Written exercise =
Report the number of lines that include "avatar", with no additional text.

[Entries taken from a collection]
-- Begin --

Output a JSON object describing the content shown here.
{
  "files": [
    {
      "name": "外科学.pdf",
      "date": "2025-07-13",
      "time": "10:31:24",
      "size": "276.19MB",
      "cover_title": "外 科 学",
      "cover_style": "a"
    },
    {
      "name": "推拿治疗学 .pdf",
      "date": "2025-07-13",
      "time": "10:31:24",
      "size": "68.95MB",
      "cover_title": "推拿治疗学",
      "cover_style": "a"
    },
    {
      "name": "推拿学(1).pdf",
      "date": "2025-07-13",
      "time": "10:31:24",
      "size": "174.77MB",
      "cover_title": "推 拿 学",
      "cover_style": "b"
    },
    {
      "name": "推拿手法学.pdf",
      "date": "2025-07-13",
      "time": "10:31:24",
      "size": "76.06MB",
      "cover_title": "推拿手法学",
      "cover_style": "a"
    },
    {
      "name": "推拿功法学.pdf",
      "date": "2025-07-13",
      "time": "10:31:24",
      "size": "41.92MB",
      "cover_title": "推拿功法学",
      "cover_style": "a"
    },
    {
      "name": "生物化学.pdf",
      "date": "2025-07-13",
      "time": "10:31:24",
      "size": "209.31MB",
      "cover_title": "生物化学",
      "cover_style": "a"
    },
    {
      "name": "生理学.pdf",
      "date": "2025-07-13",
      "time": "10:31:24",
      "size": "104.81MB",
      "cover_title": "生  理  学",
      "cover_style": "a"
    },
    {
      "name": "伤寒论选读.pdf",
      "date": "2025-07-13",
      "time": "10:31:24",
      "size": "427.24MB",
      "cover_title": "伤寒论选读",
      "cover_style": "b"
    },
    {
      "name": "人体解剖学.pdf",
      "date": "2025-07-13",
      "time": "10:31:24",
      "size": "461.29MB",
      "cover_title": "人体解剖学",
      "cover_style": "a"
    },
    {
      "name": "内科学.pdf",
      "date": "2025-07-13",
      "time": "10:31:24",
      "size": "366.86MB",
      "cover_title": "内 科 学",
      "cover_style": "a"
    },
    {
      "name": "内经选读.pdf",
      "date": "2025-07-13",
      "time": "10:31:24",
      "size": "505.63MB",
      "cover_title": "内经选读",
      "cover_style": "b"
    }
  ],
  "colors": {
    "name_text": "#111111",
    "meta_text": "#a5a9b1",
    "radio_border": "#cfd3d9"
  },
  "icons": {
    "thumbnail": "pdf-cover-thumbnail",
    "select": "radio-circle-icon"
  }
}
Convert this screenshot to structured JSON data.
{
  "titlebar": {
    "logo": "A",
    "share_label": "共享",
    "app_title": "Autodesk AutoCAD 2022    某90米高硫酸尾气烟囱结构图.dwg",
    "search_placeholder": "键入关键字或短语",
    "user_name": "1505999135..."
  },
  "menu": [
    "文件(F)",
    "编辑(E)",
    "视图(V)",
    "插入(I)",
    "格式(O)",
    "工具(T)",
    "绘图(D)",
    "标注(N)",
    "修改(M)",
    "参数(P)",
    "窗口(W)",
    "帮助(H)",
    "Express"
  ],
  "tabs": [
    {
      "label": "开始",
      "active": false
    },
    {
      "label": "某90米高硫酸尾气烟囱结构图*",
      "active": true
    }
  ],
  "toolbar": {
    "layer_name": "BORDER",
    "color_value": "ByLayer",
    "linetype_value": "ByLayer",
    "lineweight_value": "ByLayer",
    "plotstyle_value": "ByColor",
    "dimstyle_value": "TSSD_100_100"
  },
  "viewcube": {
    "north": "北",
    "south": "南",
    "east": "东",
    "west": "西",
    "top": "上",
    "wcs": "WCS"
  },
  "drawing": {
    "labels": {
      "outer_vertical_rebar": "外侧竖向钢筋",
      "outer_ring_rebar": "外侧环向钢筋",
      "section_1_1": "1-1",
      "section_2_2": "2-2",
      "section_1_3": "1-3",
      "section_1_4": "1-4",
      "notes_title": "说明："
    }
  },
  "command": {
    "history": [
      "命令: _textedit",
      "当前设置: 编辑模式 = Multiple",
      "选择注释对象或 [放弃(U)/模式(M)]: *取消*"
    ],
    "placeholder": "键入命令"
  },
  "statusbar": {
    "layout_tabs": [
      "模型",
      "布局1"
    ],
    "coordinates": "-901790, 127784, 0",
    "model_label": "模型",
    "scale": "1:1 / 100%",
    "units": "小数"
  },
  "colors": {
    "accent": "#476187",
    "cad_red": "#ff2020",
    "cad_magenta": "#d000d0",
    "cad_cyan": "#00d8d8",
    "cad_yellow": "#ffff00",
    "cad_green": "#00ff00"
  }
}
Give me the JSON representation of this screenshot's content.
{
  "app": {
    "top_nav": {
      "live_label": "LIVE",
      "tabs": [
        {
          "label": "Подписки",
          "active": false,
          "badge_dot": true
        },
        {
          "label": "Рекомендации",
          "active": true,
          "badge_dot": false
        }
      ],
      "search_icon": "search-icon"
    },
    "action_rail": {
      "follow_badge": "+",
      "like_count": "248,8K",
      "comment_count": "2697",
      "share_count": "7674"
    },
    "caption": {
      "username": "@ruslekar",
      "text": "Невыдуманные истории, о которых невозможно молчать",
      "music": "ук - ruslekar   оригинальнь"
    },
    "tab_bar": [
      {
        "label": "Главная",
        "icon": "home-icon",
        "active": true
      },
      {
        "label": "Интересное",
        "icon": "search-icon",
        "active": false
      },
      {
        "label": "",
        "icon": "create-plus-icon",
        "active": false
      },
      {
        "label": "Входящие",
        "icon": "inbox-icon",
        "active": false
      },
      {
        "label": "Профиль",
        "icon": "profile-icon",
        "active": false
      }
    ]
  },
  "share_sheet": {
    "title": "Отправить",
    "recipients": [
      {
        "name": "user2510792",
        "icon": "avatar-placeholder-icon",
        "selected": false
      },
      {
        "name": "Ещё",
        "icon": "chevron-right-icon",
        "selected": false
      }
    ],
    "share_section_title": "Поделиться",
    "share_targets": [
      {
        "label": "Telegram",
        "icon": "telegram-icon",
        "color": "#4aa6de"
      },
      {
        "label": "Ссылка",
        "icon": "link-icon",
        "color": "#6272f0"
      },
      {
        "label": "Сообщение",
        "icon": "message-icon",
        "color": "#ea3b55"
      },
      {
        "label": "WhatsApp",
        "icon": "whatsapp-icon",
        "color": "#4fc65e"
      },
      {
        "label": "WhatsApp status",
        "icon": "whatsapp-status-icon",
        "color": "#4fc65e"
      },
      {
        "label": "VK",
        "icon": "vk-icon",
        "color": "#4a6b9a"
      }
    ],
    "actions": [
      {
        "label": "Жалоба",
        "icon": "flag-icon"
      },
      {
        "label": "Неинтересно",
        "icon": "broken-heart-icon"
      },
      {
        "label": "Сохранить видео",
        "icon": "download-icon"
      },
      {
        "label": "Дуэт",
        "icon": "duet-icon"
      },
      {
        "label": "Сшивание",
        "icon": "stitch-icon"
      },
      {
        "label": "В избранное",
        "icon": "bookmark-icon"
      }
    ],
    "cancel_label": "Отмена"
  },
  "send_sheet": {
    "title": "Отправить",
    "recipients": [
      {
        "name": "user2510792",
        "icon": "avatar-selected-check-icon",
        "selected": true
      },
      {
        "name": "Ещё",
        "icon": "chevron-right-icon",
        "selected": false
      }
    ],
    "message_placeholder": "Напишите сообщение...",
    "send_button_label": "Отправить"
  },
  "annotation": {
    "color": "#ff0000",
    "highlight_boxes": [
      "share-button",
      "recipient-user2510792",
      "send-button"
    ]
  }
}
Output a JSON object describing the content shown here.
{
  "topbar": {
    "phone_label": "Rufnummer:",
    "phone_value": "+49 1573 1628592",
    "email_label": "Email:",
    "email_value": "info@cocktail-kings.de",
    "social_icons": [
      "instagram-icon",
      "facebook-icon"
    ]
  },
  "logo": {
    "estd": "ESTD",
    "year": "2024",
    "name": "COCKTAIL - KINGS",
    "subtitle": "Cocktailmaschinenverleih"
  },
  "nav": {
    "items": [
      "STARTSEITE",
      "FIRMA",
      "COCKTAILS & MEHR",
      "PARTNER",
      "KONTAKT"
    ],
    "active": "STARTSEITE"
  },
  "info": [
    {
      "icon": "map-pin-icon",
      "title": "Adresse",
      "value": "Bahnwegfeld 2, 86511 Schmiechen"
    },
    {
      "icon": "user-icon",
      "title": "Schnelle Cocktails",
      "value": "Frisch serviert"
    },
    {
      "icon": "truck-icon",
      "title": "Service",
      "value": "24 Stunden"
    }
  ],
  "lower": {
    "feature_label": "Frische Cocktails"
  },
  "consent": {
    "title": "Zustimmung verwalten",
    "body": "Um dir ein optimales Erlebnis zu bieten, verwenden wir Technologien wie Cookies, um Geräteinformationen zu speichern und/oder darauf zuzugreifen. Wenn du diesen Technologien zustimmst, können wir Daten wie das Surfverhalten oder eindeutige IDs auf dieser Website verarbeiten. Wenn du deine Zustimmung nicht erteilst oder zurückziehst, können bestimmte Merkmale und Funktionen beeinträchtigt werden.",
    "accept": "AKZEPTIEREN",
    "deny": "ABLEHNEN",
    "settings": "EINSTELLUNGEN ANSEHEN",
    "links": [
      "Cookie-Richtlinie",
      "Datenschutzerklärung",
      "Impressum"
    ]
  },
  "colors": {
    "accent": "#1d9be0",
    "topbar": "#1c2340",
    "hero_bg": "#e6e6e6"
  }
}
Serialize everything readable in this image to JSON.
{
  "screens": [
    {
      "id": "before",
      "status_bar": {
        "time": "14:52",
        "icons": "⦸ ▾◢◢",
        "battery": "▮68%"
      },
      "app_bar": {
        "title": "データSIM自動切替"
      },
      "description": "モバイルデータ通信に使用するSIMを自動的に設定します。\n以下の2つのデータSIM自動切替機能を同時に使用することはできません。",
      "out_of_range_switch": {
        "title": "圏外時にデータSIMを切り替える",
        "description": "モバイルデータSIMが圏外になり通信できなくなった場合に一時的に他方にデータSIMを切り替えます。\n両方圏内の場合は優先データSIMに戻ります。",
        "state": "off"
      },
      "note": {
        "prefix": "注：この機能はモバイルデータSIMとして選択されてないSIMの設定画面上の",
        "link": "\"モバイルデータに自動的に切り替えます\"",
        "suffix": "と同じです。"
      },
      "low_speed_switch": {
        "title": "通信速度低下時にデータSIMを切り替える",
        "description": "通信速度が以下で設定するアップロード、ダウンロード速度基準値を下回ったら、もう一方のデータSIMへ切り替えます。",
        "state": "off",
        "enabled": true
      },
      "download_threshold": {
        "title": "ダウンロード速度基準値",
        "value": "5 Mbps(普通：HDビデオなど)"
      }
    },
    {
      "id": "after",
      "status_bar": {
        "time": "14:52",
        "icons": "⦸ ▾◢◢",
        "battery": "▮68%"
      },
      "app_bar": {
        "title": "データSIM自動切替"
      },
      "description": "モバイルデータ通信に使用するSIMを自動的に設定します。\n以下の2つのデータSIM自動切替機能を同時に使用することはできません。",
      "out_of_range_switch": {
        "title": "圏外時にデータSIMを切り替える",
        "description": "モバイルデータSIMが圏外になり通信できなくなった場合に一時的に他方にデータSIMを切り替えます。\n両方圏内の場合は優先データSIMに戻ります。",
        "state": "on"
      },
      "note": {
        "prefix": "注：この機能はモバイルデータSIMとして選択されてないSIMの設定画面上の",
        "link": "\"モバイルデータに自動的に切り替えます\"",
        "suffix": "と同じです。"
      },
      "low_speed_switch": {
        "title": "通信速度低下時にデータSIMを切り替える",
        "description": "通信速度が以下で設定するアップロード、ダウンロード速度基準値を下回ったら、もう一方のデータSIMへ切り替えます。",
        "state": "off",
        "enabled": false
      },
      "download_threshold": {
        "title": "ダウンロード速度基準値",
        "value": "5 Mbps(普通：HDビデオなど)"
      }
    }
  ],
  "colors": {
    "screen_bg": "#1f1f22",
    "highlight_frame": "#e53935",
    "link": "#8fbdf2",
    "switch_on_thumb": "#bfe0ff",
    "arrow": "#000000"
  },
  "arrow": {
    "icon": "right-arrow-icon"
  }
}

-- End --

Solution to the problem =
2